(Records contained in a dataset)
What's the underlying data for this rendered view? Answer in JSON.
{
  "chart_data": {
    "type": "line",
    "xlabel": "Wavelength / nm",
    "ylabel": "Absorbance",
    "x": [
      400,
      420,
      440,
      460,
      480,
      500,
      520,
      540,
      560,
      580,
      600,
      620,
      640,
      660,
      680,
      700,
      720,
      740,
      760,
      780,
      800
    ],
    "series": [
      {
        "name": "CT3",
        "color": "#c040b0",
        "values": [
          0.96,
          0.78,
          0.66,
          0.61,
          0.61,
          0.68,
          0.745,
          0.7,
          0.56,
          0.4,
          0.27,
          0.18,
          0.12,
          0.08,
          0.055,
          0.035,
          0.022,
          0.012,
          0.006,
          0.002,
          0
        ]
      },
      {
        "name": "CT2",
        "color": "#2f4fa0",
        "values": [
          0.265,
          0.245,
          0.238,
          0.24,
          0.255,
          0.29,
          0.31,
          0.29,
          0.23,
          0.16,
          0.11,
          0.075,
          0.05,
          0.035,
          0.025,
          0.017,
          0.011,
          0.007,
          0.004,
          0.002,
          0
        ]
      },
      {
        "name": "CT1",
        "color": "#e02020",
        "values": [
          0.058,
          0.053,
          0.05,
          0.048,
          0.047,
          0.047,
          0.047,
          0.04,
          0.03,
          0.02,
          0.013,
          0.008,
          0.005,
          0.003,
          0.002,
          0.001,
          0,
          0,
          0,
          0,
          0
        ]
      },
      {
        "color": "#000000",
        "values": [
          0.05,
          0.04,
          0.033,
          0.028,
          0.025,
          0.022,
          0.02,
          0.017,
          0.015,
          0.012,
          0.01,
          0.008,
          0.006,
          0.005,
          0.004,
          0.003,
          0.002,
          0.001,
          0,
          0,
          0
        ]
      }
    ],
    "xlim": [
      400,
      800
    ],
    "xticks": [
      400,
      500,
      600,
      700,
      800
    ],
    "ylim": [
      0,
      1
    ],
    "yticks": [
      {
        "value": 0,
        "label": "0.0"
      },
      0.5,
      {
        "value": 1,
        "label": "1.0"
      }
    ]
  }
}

◆ **Work instructions**:
Look through the listing above. Pick out each line with "color" and copy it.

◆ **Solution to this task**:
        "color": "#c040b0",
        "color": "#2f4fa0",
        "color": "#e02020",
        "color": "#000000",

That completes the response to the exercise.